PROBLEM TO SOLVE: Reproduce every record exactly as it appears, but not the pictures.

Stored records:
— Start —
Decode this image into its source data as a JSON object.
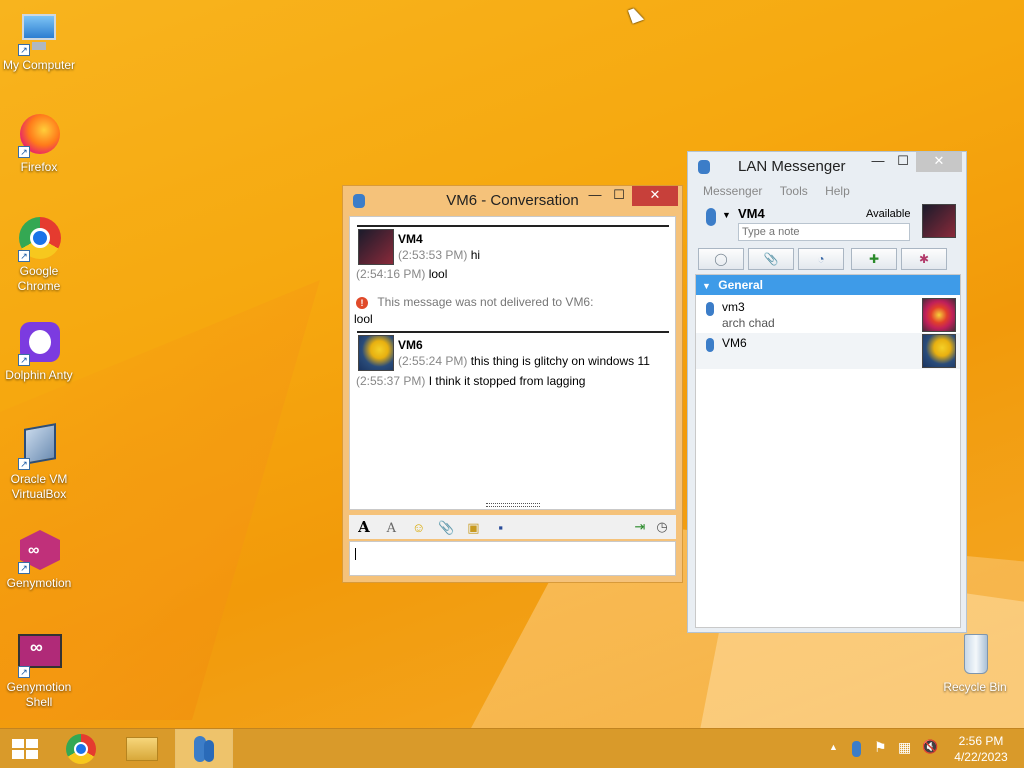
{
  "desktop": {
    "icons": [
      {
        "label": "My Computer"
      },
      {
        "label": "Firefox"
      },
      {
        "label": "Google Chrome"
      },
      {
        "label": "Dolphin Anty"
      },
      {
        "label": "Oracle VM VirtualBox"
      },
      {
        "label": "Genymotion"
      },
      {
        "label": "Genymotion Shell"
      },
      {
        "label": "Recycle Bin"
      }
    ]
  },
  "conversation": {
    "title": "VM6 - Conversation",
    "messages": [
      {
        "sender": "VM4",
        "ts1": "(2:53:53 PM)",
        "text1": "hi",
        "ts2": "(2:54:16 PM)",
        "text2": "lool"
      },
      {
        "error": "This message was not delivered to VM6:",
        "error_text": "lool"
      },
      {
        "sender": "VM6",
        "ts1": "(2:55:24 PM)",
        "text1": "this thing is glitchy on windows 11",
        "ts2": "(2:55:37 PM)",
        "text2": "I think it stopped from lagging"
      }
    ],
    "input_value": ""
  },
  "lan": {
    "title": "LAN Messenger",
    "menu": [
      "Messenger",
      "Tools",
      "Help"
    ],
    "user_name": "VM4",
    "status": "Available",
    "note_placeholder": "Type a note",
    "group": "General",
    "contacts": [
      {
        "name": "vm3",
        "note": "arch chad"
      },
      {
        "name": "VM6",
        "note": ""
      }
    ]
  },
  "taskbar": {
    "time": "2:56 PM",
    "date": "4/22/2023"
  },
  "colors": {
    "accent": "#3e9be8",
    "close": "#c7403a",
    "error": "#e04a2a"
  }
}
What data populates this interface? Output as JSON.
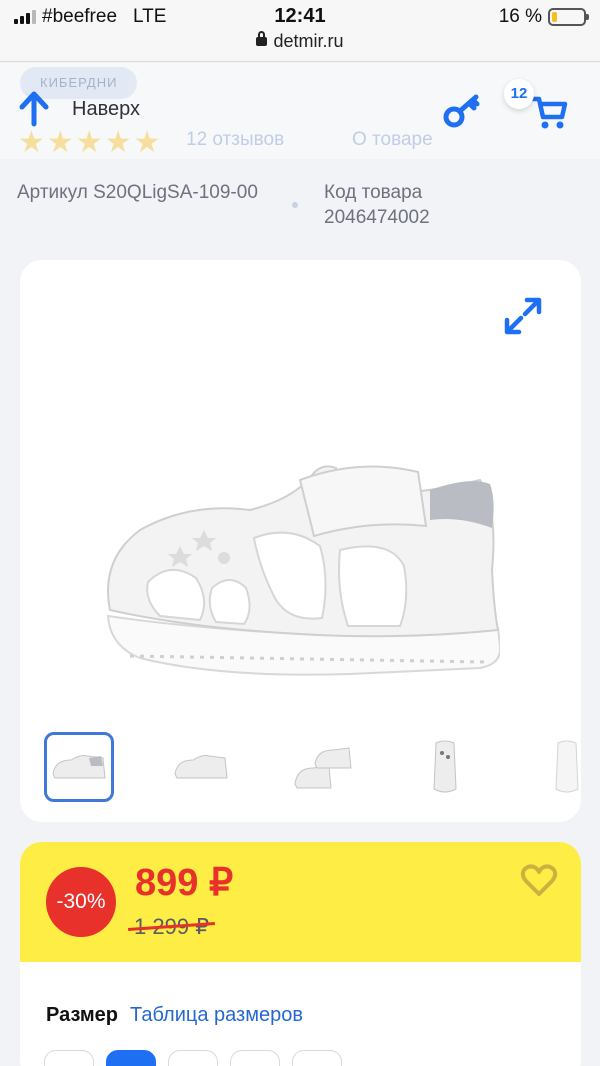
— End —
TASK OUTPUT:
Decode this image into its source data as a JSON object.
{
  "desktop": {
    "icons": [
      {
        "label": "My Computer"
      },
      {
        "label": "Firefox"
      },
      {
        "label": "Google Chrome"
      },
      {
        "label": "Dolphin Anty"
      },
      {
        "label": "Oracle VM VirtualBox"
      },
      {
        "label": "Genymotion"
      },
      {
        "label": "Genymotion Shell"
      },
      {
        "label": "Recycle Bin"
      }
    ]
  },
  "conversation": {
    "title": "VM6 - Conversation",
    "messages": [
      {
        "sender": "VM4",
        "ts1": "(2:53:53 PM)",
        "text1": "hi",
        "ts2": "(2:54:16 PM)",
        "text2": "lool"
      },
      {
        "error": "This message was not delivered to VM6:",
        "error_text": "lool"
      },
      {
        "sender": "VM6",
        "ts1": "(2:55:24 PM)",
        "text1": "this thing is glitchy on windows 11",
        "ts2": "(2:55:37 PM)",
        "text2": "I think it stopped from lagging"
      }
    ],
    "input_value": ""
  },
  "lan": {
    "title": "LAN Messenger",
    "menu": [
      "Messenger",
      "Tools",
      "Help"
    ],
    "user_name": "VM4",
    "status": "Available",
    "note_placeholder": "Type a note",
    "group": "General",
    "contacts": [
      {
        "name": "vm3",
        "note": "arch chad"
      },
      {
        "name": "VM6",
        "note": ""
      }
    ]
  },
  "taskbar": {
    "time": "2:56 PM",
    "date": "4/22/2023"
  },
  "colors": {
    "accent": "#3e9be8",
    "close": "#c7403a",
    "error": "#e04a2a"
  }
}
What data populates this interface? Output as JSON.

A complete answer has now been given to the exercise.